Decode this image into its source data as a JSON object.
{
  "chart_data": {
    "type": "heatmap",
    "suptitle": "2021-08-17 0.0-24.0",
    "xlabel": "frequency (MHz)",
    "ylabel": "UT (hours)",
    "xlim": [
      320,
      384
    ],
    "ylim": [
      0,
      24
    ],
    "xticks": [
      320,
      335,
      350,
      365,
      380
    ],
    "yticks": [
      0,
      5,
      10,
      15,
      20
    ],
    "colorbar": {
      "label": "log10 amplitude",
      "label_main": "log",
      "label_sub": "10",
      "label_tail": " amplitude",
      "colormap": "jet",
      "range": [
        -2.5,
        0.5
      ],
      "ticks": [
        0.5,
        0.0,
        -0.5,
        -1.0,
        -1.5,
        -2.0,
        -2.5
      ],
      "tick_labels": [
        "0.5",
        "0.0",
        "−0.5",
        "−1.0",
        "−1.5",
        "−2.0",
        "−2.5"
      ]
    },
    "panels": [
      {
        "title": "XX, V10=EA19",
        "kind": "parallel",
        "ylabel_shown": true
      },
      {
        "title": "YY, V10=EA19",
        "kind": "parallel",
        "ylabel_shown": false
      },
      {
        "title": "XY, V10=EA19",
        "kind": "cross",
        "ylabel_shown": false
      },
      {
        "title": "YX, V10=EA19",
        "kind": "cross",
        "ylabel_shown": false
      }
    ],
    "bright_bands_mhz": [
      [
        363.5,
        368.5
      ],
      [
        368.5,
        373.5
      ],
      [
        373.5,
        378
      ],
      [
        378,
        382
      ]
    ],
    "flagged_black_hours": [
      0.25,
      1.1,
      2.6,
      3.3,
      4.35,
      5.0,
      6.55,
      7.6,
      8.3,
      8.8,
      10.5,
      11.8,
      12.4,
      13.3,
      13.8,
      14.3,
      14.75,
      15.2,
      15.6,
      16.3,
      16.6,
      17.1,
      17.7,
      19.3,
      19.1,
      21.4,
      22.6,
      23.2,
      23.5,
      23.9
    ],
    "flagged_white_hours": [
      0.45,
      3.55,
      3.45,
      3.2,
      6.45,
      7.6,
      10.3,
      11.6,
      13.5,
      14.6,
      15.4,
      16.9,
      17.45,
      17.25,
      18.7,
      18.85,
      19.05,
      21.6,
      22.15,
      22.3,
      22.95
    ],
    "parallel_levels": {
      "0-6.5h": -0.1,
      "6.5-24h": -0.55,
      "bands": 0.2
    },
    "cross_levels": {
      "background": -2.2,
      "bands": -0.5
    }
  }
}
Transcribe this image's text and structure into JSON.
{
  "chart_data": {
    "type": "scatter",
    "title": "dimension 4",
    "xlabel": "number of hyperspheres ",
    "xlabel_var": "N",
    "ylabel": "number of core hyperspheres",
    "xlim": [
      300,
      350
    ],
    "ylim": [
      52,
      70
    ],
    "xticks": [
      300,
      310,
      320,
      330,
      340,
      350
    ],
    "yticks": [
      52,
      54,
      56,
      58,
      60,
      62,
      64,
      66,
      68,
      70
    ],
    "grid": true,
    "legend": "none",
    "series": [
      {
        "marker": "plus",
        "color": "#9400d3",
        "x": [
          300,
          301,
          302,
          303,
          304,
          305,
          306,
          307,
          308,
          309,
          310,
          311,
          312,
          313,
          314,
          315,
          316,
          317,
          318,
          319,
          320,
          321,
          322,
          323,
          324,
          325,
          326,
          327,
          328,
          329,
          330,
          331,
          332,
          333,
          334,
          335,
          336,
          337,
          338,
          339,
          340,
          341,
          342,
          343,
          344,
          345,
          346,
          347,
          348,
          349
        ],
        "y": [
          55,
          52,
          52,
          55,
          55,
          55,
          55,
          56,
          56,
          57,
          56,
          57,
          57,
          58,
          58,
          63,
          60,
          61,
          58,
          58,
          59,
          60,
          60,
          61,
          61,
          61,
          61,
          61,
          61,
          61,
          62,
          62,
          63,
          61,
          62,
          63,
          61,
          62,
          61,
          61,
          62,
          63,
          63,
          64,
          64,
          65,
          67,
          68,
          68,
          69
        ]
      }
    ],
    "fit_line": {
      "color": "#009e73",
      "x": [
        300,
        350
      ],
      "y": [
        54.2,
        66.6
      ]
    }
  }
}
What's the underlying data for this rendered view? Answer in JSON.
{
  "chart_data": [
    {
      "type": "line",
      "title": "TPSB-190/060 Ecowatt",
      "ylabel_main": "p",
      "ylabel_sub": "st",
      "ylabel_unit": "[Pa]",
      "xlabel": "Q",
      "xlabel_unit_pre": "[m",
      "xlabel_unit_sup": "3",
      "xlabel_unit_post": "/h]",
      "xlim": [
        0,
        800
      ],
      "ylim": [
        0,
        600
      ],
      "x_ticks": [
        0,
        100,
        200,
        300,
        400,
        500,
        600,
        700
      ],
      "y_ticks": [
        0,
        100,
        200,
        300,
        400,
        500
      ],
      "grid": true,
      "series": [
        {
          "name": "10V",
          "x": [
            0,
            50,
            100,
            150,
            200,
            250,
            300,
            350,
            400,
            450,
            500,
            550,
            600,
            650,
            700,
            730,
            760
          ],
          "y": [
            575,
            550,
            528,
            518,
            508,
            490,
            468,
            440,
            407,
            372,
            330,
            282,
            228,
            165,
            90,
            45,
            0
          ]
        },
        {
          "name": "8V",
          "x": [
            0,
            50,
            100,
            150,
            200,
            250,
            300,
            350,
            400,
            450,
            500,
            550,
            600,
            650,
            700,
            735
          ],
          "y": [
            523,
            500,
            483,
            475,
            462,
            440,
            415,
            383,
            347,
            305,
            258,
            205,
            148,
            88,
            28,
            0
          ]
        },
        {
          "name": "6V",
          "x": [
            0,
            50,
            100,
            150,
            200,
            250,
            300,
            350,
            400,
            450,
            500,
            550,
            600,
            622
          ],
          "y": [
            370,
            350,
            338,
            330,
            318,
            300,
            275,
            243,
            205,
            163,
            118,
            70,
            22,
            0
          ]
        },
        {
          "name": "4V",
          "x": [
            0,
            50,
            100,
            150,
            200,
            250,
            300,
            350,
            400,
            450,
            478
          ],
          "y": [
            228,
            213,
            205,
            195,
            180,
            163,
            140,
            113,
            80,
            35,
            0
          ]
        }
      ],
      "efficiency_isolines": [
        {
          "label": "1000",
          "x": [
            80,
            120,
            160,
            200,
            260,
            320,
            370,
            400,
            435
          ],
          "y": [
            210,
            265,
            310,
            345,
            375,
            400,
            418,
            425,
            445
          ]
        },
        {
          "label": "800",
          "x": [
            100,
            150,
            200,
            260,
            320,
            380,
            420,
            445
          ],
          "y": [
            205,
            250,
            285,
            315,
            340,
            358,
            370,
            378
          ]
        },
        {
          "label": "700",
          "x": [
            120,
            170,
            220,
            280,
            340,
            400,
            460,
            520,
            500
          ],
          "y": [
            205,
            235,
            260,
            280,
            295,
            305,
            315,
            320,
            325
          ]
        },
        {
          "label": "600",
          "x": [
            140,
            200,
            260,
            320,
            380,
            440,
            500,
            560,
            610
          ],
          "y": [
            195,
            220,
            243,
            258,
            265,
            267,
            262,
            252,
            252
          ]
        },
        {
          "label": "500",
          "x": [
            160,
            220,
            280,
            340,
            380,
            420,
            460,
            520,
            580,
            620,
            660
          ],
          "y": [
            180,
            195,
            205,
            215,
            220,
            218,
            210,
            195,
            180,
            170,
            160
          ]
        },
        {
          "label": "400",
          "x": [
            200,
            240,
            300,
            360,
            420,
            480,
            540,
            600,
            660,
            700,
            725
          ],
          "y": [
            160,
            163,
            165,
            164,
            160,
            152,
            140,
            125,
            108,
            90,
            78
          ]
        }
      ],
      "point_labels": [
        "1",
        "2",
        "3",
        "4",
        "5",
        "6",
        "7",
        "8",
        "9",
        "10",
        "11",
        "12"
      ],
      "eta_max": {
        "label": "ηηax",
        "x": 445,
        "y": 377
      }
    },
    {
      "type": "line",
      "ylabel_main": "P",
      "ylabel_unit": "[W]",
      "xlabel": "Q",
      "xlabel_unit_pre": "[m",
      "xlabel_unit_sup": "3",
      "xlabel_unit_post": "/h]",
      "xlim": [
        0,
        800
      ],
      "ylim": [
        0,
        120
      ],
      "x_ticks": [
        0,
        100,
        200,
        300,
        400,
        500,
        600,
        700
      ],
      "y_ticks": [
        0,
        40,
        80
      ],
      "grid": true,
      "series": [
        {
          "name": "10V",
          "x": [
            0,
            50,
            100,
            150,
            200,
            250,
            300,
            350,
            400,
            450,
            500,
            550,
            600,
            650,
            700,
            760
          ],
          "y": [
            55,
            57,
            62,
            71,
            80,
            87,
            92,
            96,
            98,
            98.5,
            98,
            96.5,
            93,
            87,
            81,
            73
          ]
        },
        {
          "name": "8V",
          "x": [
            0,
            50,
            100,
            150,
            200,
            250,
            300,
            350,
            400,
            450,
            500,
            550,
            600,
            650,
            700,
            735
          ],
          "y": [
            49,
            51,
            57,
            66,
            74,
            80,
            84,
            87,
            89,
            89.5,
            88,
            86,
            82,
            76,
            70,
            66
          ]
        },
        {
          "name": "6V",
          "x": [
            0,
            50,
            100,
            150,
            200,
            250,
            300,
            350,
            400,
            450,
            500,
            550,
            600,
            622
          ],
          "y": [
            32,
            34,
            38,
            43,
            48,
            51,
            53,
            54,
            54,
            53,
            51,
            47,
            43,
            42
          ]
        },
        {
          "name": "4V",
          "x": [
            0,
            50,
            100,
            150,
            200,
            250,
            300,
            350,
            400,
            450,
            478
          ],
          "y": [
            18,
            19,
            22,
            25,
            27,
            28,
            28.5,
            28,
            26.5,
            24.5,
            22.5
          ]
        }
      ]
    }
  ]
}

* [Set exercise]
Using the records above, list each line that includes "this".

* [Written answer]
Decode this image into its source data as a JSON object.
Transcribe this image's text and structure into JSON.
What's the underlying data for this rendered view? Answer in JSON.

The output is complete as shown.